** START **

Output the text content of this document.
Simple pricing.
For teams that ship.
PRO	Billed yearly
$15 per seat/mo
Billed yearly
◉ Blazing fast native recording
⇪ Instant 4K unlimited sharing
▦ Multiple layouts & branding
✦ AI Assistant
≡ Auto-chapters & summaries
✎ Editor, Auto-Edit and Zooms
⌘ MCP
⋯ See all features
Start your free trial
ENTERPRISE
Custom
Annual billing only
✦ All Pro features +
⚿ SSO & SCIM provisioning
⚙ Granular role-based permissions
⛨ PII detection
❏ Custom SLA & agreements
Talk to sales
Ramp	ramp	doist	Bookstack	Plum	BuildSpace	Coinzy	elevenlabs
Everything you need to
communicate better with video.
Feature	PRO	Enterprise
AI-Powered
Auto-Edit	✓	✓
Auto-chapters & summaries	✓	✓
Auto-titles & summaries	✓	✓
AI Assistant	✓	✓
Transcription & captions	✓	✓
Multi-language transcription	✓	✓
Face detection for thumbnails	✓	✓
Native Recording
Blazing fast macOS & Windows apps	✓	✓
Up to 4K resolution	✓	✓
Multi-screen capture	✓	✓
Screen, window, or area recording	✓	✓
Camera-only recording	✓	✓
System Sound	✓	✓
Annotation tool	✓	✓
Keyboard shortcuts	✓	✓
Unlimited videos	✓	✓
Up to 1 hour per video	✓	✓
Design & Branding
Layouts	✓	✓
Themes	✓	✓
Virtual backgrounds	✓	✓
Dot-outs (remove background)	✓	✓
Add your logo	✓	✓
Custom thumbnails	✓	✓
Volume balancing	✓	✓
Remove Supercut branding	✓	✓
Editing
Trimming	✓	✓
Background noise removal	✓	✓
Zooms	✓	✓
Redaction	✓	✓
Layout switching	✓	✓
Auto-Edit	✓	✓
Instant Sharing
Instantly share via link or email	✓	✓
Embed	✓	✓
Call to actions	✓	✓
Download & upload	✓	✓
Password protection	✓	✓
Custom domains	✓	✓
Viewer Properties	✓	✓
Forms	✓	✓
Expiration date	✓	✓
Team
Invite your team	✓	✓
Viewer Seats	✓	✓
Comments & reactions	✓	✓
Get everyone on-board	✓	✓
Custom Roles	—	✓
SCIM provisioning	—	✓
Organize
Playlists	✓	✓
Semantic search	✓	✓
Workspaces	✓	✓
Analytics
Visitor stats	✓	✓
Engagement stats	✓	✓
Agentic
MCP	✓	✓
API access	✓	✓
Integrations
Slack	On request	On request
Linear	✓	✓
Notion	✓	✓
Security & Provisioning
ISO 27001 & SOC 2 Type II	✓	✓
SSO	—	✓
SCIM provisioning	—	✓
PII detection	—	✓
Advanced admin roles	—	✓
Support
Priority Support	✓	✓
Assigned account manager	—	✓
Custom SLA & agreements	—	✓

** END **

EXERCISE BRIEF -> Look through the data above. Each line containing the word "Blazing" needs to be copied.

RESPONSE FOR THIS EXERCISE ->
◉ Blazing fast native recording
Blazing fast macOS & Windows apps	✓	✓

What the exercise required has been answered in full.